- Instructions for the task: Copy out all of the data below with no alterations.

- Given information:
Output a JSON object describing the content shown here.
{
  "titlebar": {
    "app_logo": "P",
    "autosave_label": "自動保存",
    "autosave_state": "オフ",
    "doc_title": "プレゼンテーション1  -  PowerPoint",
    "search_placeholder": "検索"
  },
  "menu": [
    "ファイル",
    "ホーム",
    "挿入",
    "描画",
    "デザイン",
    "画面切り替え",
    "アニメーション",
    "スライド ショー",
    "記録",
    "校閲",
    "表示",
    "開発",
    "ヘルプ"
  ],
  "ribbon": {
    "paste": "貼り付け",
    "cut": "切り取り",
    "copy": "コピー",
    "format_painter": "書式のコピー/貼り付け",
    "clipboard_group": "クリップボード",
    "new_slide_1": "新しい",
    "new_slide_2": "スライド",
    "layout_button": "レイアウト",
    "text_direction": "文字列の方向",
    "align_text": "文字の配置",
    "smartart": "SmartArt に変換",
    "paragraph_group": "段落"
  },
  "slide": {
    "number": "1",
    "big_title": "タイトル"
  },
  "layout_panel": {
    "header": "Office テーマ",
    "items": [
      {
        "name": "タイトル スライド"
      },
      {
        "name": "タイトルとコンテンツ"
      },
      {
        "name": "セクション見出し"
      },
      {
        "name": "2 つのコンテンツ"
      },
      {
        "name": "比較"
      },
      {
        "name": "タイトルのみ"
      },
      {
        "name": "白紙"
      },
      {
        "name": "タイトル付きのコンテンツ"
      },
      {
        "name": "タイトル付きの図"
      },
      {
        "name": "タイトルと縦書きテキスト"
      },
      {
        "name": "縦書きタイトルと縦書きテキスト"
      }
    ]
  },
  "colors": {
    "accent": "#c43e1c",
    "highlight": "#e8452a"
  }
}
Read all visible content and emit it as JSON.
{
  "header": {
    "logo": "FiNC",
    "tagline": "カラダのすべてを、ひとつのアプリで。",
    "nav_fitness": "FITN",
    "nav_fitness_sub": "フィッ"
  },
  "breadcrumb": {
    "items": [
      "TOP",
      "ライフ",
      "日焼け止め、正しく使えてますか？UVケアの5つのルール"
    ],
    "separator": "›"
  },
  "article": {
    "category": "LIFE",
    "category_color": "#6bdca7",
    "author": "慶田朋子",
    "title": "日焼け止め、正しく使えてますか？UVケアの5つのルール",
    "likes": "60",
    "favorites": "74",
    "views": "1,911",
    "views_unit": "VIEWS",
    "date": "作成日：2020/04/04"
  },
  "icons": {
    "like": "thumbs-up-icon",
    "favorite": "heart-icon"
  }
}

- Solved exercise:
Output a JSON object describing the content shown here.
{
  "titlebar": {
    "app_logo": "P",
    "autosave_label": "自動保存",
    "autosave_state": "オフ",
    "doc_title": "プレゼンテーション1  -  PowerPoint",
    "search_placeholder": "検索"
  },
  "menu": [
    "ファイル",
    "ホーム",
    "挿入",
    "描画",
    "デザイン",
    "画面切り替え",
    "アニメーション",
    "スライド ショー",
    "記録",
    "校閲",
    "表示",
    "開発",
    "ヘルプ"
  ],
  "ribbon": {
    "paste": "貼り付け",
    "cut": "切り取り",
    "copy": "コピー",
    "format_painter": "書式のコピー/貼り付け",
    "clipboard_group": "クリップボード",
    "new_slide_1": "新しい",
    "new_slide_2": "スライド",
    "layout_button": "レイアウト",
    "text_direction": "文字列の方向",
    "align_text": "文字の配置",
    "smartart": "SmartArt に変換",
    "paragraph_group": "段落"
  },
  "slide": {
    "number": "1",
    "big_title": "タイトル"
  },
  "layout_panel": {
    "header": "Office テーマ",
    "items": [
      {
        "name": "タイトル スライド"
      },
      {
        "name": "タイトルとコンテンツ"
      },
      {
        "name": "セクション見出し"
      },
      {
        "name": "2 つのコンテンツ"
      },
      {
        "name": "比較"
      },
      {
        "name": "タイトルのみ"
      },
      {
        "name": "白紙"
      },
      {
        "name": "タイトル付きのコンテンツ"
      },
      {
        "name": "タイトル付きの図"
      },
      {
        "name": "タイトルと縦書きテキスト"
      },
      {
        "name": "縦書きタイトルと縦書きテキスト"
      }
    ]
  },
  "colors": {
    "accent": "#c43e1c",
    "highlight": "#e8452a"
  }
}
Read all visible content and emit it as JSON.
{
  "header": {
    "logo": "FiNC",
    "tagline": "カラダのすべてを、ひとつのアプリで。",
    "nav_fitness": "FITN",
    "nav_fitness_sub": "フィッ"
  },
  "breadcrumb": {
    "items": [
      "TOP",
      "ライフ",
      "日焼け止め、正しく使えてますか？UVケアの5つのルール"
    ],
    "separator": "›"
  },
  "article": {
    "category": "LIFE",
    "category_color": "#6bdca7",
    "author": "慶田朋子",
    "title": "日焼け止め、正しく使えてますか？UVケアの5つのルール",
    "likes": "60",
    "favorites": "74",
    "views": "1,911",
    "views_unit": "VIEWS",
    "date": "作成日：2020/04/04"
  },
  "icons": {
    "like": "thumbs-up-icon",
    "favorite": "heart-icon"
  }
}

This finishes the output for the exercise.